--- WORK TO COMPLETE ---
Update the lines below by changing "Voice input" to "Microphone" wherever it appears, leaving everything else untouched.
◇ ◇ ◇ ◇ ◇ ◇ ◇
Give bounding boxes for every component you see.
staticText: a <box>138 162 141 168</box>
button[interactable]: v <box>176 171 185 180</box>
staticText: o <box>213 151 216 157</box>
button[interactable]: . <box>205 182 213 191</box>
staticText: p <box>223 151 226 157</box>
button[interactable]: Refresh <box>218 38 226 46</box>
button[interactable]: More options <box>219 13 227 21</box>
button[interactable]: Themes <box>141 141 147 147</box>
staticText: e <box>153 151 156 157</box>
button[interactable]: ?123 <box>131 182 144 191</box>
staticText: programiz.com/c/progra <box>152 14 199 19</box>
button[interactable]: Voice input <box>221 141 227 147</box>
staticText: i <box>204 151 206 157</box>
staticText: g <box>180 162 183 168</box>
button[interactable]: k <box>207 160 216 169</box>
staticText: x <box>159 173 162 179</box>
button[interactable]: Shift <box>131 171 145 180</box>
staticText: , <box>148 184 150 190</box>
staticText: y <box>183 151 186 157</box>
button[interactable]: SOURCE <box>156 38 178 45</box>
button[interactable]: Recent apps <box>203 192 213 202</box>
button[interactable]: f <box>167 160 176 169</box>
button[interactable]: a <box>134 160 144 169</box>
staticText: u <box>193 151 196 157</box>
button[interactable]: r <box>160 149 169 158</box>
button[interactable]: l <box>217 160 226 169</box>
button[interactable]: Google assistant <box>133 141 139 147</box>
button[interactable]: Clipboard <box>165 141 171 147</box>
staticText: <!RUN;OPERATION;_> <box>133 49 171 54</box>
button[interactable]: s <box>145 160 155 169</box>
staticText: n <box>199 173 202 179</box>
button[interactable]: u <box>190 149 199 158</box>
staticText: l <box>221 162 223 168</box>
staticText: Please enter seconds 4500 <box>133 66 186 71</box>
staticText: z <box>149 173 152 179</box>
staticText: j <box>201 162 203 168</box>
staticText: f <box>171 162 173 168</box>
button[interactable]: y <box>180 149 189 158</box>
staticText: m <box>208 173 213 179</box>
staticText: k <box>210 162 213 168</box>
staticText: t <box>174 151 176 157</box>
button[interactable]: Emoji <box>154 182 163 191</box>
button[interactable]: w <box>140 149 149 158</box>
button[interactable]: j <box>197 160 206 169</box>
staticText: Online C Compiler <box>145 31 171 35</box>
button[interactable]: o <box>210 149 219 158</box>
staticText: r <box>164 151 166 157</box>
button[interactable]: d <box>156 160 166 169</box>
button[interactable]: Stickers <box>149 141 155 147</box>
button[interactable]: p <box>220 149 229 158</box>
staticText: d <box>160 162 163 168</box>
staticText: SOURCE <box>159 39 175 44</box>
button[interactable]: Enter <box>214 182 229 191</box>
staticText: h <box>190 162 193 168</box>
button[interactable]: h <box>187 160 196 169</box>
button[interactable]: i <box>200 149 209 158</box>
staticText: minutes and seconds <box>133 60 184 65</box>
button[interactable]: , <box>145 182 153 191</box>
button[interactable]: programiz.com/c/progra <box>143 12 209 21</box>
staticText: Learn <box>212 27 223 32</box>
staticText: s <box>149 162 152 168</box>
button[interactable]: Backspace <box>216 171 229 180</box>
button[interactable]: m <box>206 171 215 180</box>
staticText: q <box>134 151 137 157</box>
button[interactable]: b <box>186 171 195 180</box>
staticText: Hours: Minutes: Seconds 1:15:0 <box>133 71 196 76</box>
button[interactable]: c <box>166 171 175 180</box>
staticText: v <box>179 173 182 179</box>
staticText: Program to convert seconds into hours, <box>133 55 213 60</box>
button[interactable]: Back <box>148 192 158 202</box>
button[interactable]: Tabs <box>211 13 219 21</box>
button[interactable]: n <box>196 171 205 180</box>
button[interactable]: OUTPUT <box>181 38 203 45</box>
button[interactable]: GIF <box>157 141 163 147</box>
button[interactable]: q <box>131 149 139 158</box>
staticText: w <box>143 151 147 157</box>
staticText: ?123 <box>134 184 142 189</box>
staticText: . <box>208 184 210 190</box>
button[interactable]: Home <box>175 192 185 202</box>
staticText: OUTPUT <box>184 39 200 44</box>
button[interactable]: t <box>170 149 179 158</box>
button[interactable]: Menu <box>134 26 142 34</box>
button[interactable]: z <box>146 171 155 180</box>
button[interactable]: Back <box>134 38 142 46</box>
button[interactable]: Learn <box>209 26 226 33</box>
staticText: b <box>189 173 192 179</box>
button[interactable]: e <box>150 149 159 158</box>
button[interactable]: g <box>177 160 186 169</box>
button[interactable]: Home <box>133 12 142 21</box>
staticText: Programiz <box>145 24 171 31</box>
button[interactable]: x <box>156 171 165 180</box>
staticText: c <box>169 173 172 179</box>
◇ ◇ ◇ ◇ ◇ ◇ ◇
--- COMPLETE ANSWER ---
Give bounding boxes for every component you see.
staticText: a <box>138 162 141 168</box>
button[interactable]: v <box>176 171 185 180</box>
staticText: o <box>213 151 216 157</box>
button[interactable]: . <box>205 182 213 191</box>
staticText: p <box>223 151 226 157</box>
button[interactable]: Refresh <box>218 38 226 46</box>
button[interactable]: More options <box>219 13 227 21</box>
button[interactable]: Themes <box>141 141 147 147</box>
staticText: e <box>153 151 156 157</box>
button[interactable]: ?123 <box>131 182 144 191</box>
staticText: programiz.com/c/progra <box>152 14 199 19</box>
button[interactable]: Microphone <box>221 141 227 147</box>
staticText: i <box>204 151 206 157</box>
staticText: g <box>180 162 183 168</box>
button[interactable]: k <box>207 160 216 169</box>
staticText: x <box>159 173 162 179</box>
button[interactable]: Shift <box>131 171 145 180</box>
staticText: , <box>148 184 150 190</box>
staticText: y <box>183 151 186 157</box>
button[interactable]: SOURCE <box>156 38 178 45</box>
button[interactable]: Recent apps <box>203 192 213 202</box>
button[interactable]: f <box>167 160 176 169</box>
button[interactable]: a <box>134 160 144 169</box>
staticText: u <box>193 151 196 157</box>
button[interactable]: r <box>160 149 169 158</box>
button[interactable]: l <box>217 160 226 169</box>
button[interactable]: Google assistant <box>133 141 139 147</box>
button[interactable]: Clipboard <box>165 141 171 147</box>
staticText: <!RUN;OPERATION;_> <box>133 49 171 54</box>
button[interactable]: s <box>145 160 155 169</box>
staticText: n <box>199 173 202 179</box>
button[interactable]: u <box>190 149 199 158</box>
staticText: l <box>221 162 223 168</box>
staticText: Please enter seconds 4500 <box>133 66 186 71</box>
staticText: z <box>149 173 152 179</box>
staticText: j <box>201 162 203 168</box>
staticText: f <box>171 162 173 168</box>
button[interactable]: y <box>180 149 189 158</box>
staticText: m <box>208 173 213 179</box>
staticText: k <box>210 162 213 168</box>
staticText: t <box>174 151 176 157</box>
button[interactable]: Emoji <box>154 182 163 191</box>
button[interactable]: w <box>140 149 149 158</box>
button[interactable]: j <box>197 160 206 169</box>
staticText: Online C Compiler <box>145 31 171 35</box>
button[interactable]: o <box>210 149 219 158</box>
staticText: r <box>164 151 166 157</box>
button[interactable]: d <box>156 160 166 169</box>
button[interactable]: Stickers <box>149 141 155 147</box>
button[interactable]: p <box>220 149 229 158</box>
staticText: d <box>160 162 163 168</box>
staticText: SOURCE <box>159 39 175 44</box>
button[interactable]: Enter <box>214 182 229 191</box>
staticText: h <box>190 162 193 168</box>
button[interactable]: h <box>187 160 196 169</box>
button[interactable]: i <box>200 149 209 158</box>
staticText: minutes and seconds <box>133 60 184 65</box>
button[interactable]: , <box>145 182 153 191</box>
button[interactable]: programiz.com/c/progra <box>143 12 209 21</box>
staticText: Learn <box>212 27 223 32</box>
staticText: s <box>149 162 152 168</box>
button[interactable]: Backspace <box>216 171 229 180</box>
button[interactable]: m <box>206 171 215 180</box>
staticText: q <box>134 151 137 157</box>
button[interactable]: b <box>186 171 195 180</box>
staticText: Hours: Minutes: Seconds 1:15:0 <box>133 71 196 76</box>
button[interactable]: c <box>166 171 175 180</box>
staticText: v <box>179 173 182 179</box>
staticText: Program to convert seconds into hours, <box>133 55 213 60</box>
button[interactable]: Back <box>148 192 158 202</box>
button[interactable]: Tabs <box>211 13 219 21</box>
button[interactable]: n <box>196 171 205 180</box>
button[interactable]: OUTPUT <box>181 38 203 45</box>
button[interactable]: GIF <box>157 141 163 147</box>
button[interactable]: q <box>131 149 139 158</box>
staticText: w <box>143 151 147 157</box>
staticText: ?123 <box>134 184 142 189</box>
staticText: . <box>208 184 210 190</box>
button[interactable]: Home <box>175 192 185 202</box>
staticText: OUTPUT <box>184 39 200 44</box>
button[interactable]: t <box>170 149 179 158</box>
button[interactable]: Menu <box>134 26 142 34</box>
button[interactable]: z <box>146 171 155 180</box>
button[interactable]: Back <box>134 38 142 46</box>
button[interactable]: Learn <box>209 26 226 33</box>
staticText: b <box>189 173 192 179</box>
button[interactable]: e <box>150 149 159 158</box>
button[interactable]: g <box>177 160 186 169</box>
button[interactable]: Home <box>133 12 142 21</box>
staticText: Programiz <box>145 24 171 31</box>
button[interactable]: x <box>156 171 165 180</box>
staticText: c <box>169 173 172 179</box>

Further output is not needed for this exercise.